# [Given task]
Reproduce every entry in the listing without alteration.

Items from a dataset:
▼▼▼
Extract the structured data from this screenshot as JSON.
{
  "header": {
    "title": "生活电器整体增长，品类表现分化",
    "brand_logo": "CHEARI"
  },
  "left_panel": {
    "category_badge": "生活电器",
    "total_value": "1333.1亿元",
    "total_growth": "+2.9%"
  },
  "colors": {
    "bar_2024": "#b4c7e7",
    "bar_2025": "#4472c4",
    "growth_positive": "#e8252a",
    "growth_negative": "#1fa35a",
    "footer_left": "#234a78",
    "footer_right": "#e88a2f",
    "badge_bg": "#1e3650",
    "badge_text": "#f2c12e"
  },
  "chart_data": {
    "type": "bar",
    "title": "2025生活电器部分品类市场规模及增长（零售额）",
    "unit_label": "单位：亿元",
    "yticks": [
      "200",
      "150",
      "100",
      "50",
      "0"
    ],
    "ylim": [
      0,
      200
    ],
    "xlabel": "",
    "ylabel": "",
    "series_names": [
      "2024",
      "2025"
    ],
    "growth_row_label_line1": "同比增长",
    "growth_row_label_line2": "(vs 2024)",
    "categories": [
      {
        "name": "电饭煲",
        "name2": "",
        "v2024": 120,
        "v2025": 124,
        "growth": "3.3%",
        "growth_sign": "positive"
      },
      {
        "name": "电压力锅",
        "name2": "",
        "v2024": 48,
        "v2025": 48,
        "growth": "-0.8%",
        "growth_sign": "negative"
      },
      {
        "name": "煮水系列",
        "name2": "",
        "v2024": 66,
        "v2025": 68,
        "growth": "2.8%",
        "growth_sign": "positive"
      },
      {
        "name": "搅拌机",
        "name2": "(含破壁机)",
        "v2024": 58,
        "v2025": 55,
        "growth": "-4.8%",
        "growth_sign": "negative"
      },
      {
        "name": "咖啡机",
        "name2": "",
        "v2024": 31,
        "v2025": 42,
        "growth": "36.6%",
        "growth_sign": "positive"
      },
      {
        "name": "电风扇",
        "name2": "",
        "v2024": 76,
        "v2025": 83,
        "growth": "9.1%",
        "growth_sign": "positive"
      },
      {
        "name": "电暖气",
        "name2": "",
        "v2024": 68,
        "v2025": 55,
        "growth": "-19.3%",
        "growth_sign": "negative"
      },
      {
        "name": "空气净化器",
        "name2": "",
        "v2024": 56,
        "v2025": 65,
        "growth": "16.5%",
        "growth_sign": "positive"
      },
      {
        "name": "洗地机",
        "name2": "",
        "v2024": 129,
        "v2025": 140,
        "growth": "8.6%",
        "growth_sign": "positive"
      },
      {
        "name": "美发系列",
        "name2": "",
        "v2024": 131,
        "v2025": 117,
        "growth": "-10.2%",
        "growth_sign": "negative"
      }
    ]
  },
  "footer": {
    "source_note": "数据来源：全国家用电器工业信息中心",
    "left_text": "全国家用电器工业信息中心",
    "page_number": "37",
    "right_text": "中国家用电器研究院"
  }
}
▲▲▲
# [Exercise answer]
Extract the structured data from this screenshot as JSON.
{
  "header": {
    "title": "生活电器整体增长，品类表现分化",
    "brand_logo": "CHEARI"
  },
  "left_panel": {
    "category_badge": "生活电器",
    "total_value": "1333.1亿元",
    "total_growth": "+2.9%"
  },
  "colors": {
    "bar_2024": "#b4c7e7",
    "bar_2025": "#4472c4",
    "growth_positive": "#e8252a",
    "growth_negative": "#1fa35a",
    "footer_left": "#234a78",
    "footer_right": "#e88a2f",
    "badge_bg": "#1e3650",
    "badge_text": "#f2c12e"
  },
  "chart_data": {
    "type": "bar",
    "title": "2025生活电器部分品类市场规模及增长（零售额）",
    "unit_label": "单位：亿元",
    "yticks": [
      "200",
      "150",
      "100",
      "50",
      "0"
    ],
    "ylim": [
      0,
      200
    ],
    "xlabel": "",
    "ylabel": "",
    "series_names": [
      "2024",
      "2025"
    ],
    "growth_row_label_line1": "同比增长",
    "growth_row_label_line2": "(vs 2024)",
    "categories": [
      {
        "name": "电饭煲",
        "name2": "",
        "v2024": 120,
        "v2025": 124,
        "growth": "3.3%",
        "growth_sign": "positive"
      },
      {
        "name": "电压力锅",
        "name2": "",
        "v2024": 48,
        "v2025": 48,
        "growth": "-0.8%",
        "growth_sign": "negative"
      },
      {
        "name": "煮水系列",
        "name2": "",
        "v2024": 66,
        "v2025": 68,
        "growth": "2.8%",
        "growth_sign": "positive"
      },
      {
        "name": "搅拌机",
        "name2": "(含破壁机)",
        "v2024": 58,
        "v2025": 55,
        "growth": "-4.8%",
        "growth_sign": "negative"
      },
      {
        "name": "咖啡机",
        "name2": "",
        "v2024": 31,
        "v2025": 42,
        "growth": "36.6%",
        "growth_sign": "positive"
      },
      {
        "name": "电风扇",
        "name2": "",
        "v2024": 76,
        "v2025": 83,
        "growth": "9.1%",
        "growth_sign": "positive"
      },
      {
        "name": "电暖气",
        "name2": "",
        "v2024": 68,
        "v2025": 55,
        "growth": "-19.3%",
        "growth_sign": "negative"
      },
      {
        "name": "空气净化器",
        "name2": "",
        "v2024": 56,
        "v2025": 65,
        "growth": "16.5%",
        "growth_sign": "positive"
      },
      {
        "name": "洗地机",
        "name2": "",
        "v2024": 129,
        "v2025": 140,
        "growth": "8.6%",
        "growth_sign": "positive"
      },
      {
        "name": "美发系列",
        "name2": "",
        "v2024": 131,
        "v2025": 117,
        "growth": "-10.2%",
        "growth_sign": "negative"
      }
    ]
  },
  "footer": {
    "source_note": "数据来源：全国家用电器工业信息中心",
    "left_text": "全国家用电器工业信息中心",
    "page_number": "37",
    "right_text": "中国家用电器研究院"
  }
}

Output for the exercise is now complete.